*Set problem*.
Reproduce the listing below exactly. Pictures do not belong in the copy.

*The data*.
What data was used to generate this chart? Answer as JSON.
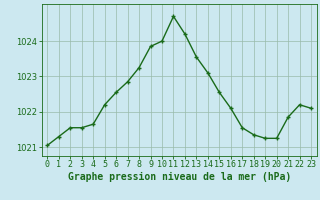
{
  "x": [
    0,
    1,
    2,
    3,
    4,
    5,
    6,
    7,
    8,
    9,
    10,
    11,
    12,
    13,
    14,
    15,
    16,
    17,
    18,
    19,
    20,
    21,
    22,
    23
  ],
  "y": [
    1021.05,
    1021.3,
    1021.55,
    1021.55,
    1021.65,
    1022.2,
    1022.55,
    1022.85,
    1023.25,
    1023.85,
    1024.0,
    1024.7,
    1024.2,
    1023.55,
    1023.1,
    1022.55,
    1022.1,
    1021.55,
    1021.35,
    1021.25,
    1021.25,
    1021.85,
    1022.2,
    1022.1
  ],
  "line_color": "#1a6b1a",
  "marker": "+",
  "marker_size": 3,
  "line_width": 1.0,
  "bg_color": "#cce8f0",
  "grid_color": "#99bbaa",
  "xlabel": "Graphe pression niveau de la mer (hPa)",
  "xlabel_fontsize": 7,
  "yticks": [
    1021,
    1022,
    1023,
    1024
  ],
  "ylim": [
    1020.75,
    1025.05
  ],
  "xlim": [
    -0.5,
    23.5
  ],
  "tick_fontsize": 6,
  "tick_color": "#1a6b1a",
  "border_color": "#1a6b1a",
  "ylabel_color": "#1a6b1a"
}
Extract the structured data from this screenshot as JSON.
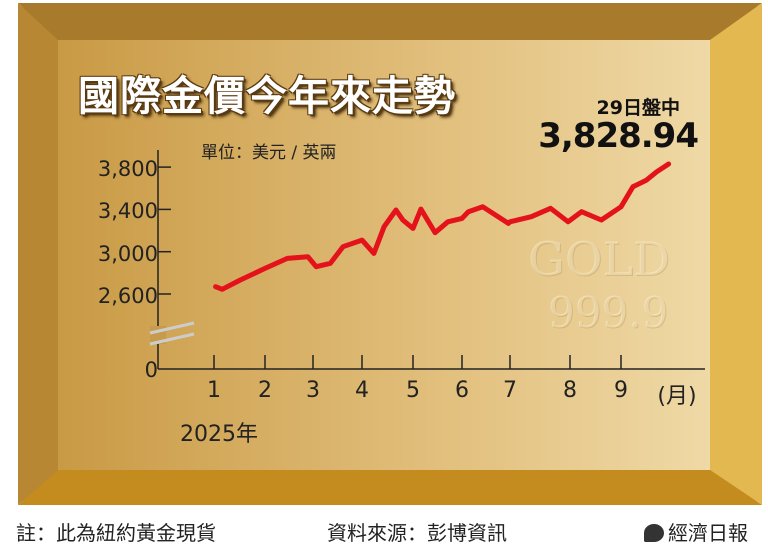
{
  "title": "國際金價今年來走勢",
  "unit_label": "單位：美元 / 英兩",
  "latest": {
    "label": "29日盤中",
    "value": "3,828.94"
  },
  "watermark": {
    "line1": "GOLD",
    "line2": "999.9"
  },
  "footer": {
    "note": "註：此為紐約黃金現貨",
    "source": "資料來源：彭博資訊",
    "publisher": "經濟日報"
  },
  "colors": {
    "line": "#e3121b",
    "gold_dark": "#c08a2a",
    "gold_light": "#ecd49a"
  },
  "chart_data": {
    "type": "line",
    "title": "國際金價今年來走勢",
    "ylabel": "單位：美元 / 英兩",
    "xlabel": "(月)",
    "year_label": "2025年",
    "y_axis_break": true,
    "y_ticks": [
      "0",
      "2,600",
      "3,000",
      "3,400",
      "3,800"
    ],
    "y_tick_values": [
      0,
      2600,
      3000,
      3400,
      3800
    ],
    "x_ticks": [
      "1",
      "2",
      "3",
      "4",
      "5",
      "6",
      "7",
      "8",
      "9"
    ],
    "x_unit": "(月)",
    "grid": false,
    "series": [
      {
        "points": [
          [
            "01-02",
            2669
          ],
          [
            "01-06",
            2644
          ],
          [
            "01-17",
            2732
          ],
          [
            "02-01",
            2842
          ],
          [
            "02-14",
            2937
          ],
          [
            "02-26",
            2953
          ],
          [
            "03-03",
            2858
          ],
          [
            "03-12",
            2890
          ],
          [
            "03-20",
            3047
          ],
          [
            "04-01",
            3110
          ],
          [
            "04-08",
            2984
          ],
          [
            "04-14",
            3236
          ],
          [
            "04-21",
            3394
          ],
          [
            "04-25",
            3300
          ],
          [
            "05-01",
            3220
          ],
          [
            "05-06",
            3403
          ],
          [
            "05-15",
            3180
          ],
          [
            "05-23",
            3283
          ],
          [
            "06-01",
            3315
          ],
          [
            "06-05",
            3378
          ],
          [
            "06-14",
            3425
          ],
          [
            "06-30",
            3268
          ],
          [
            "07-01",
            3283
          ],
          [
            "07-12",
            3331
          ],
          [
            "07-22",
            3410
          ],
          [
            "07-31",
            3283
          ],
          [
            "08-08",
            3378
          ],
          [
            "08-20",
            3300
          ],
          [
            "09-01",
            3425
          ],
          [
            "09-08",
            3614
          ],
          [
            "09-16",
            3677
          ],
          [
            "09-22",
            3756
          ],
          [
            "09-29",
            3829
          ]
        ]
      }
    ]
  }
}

*Problem solution*.
What data was used to generate this chart? Answer as JSON.
{
  "x": [
    0,
    1,
    2,
    3,
    4,
    5,
    6,
    7,
    8,
    9,
    10,
    11,
    12,
    13,
    14,
    15,
    16,
    17,
    18,
    19,
    20,
    21,
    22,
    23
  ],
  "y": [
    1021.05,
    1021.3,
    1021.55,
    1021.55,
    1021.65,
    1022.2,
    1022.55,
    1022.85,
    1023.25,
    1023.85,
    1024.0,
    1024.7,
    1024.2,
    1023.55,
    1023.1,
    1022.55,
    1022.1,
    1021.55,
    1021.35,
    1021.25,
    1021.25,
    1021.85,
    1022.2,
    1022.1
  ],
  "line_color": "#1a6b1a",
  "marker": "+",
  "marker_size": 3,
  "line_width": 1.0,
  "bg_color": "#cce8f0",
  "grid_color": "#99bbaa",
  "xlabel": "Graphe pression niveau de la mer (hPa)",
  "xlabel_fontsize": 7,
  "yticks": [
    1021,
    1022,
    1023,
    1024
  ],
  "ylim": [
    1020.75,
    1025.05
  ],
  "xlim": [
    -0.5,
    23.5
  ],
  "tick_fontsize": 6,
  "tick_color": "#1a6b1a",
  "border_color": "#1a6b1a",
  "ylabel_color": "#1a6b1a"
}
Extract the structured data from this screenshot as JSON.
{
  "title": "國際金價今年來走勢",
  "unit_label": "單位：美元 / 英兩",
  "latest": {
    "label": "29日盤中",
    "value": "3,828.94"
  },
  "watermark": {
    "line1": "GOLD",
    "line2": "999.9"
  },
  "footer": {
    "note": "註：此為紐約黃金現貨",
    "source": "資料來源：彭博資訊",
    "publisher": "經濟日報"
  },
  "colors": {
    "line": "#e3121b",
    "gold_dark": "#c08a2a",
    "gold_light": "#ecd49a"
  },
  "chart_data": {
    "type": "line",
    "title": "國際金價今年來走勢",
    "ylabel": "單位：美元 / 英兩",
    "xlabel": "(月)",
    "year_label": "2025年",
    "y_axis_break": true,
    "y_ticks": [
      "0",
      "2,600",
      "3,000",
      "3,400",
      "3,800"
    ],
    "y_tick_values": [
      0,
      2600,
      3000,
      3400,
      3800
    ],
    "x_ticks": [
      "1",
      "2",
      "3",
      "4",
      "5",
      "6",
      "7",
      "8",
      "9"
    ],
    "x_unit": "(月)",
    "grid": false,
    "series": [
      {
        "points": [
          [
            "01-02",
            2669
          ],
          [
            "01-06",
            2644
          ],
          [
            "01-17",
            2732
          ],
          [
            "02-01",
            2842
          ],
          [
            "02-14",
            2937
          ],
          [
            "02-26",
            2953
          ],
          [
            "03-03",
            2858
          ],
          [
            "03-12",
            2890
          ],
          [
            "03-20",
            3047
          ],
          [
            "04-01",
            3110
          ],
          [
            "04-08",
            2984
          ],
          [
            "04-14",
            3236
          ],
          [
            "04-21",
            3394
          ],
          [
            "04-25",
            3300
          ],
          [
            "05-01",
            3220
          ],
          [
            "05-06",
            3403
          ],
          [
            "05-15",
            3180
          ],
          [
            "05-23",
            3283
          ],
          [
            "06-01",
            3315
          ],
          [
            "06-05",
            3378
          ],
          [
            "06-14",
            3425
          ],
          [
            "06-30",
            3268
          ],
          [
            "07-01",
            3283
          ],
          [
            "07-12",
            3331
          ],
          [
            "07-22",
            3410
          ],
          [
            "07-31",
            3283
          ],
          [
            "08-08",
            3378
          ],
          [
            "08-20",
            3300
          ],
          [
            "09-01",
            3425
          ],
          [
            "09-08",
            3614
          ],
          [
            "09-16",
            3677
          ],
          [
            "09-22",
            3756
          ],
          [
            "09-29",
            3829
          ]
        ]
      }
    ]
  }
}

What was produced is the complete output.